--- Supplied material ---

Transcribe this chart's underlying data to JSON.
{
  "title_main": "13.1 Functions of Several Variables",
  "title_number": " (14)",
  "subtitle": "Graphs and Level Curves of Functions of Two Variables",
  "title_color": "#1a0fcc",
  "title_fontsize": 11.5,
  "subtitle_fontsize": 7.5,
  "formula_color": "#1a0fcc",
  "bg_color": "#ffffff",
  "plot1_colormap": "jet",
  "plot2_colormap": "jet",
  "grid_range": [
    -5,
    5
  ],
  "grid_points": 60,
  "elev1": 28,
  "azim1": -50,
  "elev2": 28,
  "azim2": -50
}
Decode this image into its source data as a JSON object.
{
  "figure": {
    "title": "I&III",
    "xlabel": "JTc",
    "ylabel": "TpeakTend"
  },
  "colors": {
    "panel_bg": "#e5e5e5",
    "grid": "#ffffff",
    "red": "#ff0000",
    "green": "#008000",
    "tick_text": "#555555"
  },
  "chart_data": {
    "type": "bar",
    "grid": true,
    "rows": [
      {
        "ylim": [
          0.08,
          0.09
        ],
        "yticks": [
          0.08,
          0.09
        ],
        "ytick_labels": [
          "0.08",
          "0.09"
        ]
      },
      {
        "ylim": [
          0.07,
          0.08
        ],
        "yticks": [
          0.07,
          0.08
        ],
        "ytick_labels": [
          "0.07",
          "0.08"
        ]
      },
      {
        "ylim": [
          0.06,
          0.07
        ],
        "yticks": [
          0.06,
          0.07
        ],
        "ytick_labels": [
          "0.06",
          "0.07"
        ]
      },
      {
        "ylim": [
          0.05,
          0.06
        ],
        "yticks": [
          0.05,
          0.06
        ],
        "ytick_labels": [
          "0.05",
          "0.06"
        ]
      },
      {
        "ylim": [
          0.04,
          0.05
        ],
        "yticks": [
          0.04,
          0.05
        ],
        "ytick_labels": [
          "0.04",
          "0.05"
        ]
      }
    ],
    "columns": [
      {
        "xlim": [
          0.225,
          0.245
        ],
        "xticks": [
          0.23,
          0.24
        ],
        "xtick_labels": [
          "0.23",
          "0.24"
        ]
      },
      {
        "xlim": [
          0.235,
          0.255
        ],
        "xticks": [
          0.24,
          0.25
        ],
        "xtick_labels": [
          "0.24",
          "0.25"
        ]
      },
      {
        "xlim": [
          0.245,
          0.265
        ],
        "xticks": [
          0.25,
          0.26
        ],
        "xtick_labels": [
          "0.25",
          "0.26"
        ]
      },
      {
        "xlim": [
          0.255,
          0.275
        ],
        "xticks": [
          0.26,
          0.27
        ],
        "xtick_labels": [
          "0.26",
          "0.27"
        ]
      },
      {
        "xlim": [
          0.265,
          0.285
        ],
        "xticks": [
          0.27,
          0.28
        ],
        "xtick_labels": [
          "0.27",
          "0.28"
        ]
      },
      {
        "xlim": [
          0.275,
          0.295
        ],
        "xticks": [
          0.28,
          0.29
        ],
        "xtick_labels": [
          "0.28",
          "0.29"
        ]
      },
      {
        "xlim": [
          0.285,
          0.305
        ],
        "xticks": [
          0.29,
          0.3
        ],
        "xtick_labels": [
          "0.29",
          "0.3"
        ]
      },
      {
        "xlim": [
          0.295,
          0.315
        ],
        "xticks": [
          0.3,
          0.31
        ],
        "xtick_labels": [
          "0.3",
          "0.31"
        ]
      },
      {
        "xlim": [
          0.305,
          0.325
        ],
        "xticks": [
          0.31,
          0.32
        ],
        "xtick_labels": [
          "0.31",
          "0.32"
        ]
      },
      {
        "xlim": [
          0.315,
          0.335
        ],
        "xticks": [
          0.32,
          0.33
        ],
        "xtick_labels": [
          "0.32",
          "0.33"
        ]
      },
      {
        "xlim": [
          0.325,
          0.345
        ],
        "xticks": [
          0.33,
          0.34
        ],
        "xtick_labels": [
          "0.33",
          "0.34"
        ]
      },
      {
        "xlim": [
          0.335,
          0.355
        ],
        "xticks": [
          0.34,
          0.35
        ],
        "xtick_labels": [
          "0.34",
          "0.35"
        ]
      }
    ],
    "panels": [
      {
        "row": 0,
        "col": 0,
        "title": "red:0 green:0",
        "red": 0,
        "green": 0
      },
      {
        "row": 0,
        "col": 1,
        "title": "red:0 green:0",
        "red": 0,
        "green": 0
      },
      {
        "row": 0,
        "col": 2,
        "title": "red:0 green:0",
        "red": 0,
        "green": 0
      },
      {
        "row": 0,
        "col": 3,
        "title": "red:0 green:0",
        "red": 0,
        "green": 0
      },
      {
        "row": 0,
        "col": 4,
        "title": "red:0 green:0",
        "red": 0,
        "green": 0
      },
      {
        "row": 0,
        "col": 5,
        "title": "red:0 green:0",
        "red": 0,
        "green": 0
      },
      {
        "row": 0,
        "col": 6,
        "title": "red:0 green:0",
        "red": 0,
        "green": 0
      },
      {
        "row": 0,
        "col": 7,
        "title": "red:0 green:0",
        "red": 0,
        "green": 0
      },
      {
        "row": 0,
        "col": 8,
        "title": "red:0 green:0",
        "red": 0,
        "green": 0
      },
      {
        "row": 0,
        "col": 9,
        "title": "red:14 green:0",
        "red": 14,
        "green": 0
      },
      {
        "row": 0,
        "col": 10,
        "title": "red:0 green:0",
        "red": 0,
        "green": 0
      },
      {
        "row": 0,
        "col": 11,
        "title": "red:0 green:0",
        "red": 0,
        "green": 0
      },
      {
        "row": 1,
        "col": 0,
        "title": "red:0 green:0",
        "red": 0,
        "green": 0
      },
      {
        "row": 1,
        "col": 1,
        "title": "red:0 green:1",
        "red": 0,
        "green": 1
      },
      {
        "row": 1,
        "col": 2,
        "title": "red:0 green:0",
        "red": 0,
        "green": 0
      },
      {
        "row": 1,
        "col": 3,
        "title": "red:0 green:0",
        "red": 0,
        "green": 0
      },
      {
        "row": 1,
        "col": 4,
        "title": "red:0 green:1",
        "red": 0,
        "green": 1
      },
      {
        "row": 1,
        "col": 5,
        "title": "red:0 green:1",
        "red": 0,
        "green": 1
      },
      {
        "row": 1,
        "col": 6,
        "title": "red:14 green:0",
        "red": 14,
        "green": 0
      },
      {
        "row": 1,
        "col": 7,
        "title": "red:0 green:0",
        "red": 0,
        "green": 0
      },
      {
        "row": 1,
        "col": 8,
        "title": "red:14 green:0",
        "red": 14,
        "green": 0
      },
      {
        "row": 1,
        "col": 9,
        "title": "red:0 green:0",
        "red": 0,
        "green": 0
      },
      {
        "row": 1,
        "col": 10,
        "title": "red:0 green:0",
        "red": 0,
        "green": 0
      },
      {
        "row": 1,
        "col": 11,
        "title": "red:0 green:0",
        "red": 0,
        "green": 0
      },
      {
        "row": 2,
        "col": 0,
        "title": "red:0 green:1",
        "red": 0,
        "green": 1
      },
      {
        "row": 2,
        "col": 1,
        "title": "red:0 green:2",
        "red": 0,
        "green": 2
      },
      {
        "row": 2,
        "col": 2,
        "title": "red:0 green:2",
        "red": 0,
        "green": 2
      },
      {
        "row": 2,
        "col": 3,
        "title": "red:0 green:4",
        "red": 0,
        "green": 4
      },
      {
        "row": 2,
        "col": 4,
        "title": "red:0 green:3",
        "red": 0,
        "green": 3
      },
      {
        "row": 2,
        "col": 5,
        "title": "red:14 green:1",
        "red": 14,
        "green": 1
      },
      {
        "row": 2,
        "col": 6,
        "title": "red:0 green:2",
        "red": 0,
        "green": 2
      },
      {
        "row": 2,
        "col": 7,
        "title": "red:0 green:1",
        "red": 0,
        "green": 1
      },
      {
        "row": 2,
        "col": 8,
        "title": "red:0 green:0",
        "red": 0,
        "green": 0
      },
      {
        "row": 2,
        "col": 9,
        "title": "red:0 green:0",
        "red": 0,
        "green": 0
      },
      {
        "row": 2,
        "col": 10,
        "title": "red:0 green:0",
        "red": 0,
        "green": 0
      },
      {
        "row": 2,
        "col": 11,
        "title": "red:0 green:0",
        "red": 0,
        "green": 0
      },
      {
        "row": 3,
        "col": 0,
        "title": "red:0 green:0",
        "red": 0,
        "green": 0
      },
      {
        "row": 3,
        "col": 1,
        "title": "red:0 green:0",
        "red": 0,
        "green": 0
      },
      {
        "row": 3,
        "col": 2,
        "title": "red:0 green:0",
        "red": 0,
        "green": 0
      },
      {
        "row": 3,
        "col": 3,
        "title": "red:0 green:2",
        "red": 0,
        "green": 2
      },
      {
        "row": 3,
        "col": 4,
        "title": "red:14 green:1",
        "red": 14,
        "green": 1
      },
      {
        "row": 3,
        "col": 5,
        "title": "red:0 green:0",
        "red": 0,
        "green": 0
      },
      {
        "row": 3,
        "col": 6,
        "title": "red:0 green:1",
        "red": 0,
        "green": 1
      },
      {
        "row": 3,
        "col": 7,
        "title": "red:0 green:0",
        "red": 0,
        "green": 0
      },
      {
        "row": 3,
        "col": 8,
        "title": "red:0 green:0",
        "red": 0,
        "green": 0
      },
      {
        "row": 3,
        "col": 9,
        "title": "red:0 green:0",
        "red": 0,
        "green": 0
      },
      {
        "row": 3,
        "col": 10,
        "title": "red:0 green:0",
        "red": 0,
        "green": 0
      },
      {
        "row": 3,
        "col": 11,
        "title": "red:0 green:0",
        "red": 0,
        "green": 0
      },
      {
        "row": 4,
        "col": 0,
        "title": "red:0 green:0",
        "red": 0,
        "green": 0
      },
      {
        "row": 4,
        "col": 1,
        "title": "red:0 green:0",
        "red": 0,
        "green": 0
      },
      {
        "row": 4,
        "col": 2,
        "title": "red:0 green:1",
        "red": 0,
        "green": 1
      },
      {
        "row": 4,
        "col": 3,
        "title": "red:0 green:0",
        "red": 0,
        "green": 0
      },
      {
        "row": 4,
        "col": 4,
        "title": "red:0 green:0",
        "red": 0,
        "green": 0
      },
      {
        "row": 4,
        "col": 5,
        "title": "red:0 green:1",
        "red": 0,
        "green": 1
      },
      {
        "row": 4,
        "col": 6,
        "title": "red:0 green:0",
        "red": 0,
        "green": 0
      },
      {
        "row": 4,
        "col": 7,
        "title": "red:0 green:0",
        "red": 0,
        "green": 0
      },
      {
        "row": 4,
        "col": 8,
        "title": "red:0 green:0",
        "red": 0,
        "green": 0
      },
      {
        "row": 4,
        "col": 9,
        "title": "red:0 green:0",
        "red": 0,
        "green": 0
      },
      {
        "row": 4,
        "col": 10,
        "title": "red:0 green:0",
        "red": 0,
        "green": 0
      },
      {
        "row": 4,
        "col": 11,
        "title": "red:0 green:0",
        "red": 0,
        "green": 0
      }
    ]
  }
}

---

Prompt: Copy all lines from the material that contain "JSON".

Exercise result:
Transcribe this chart's underlying data to JSON.
Decode this image into its source data as a JSON object.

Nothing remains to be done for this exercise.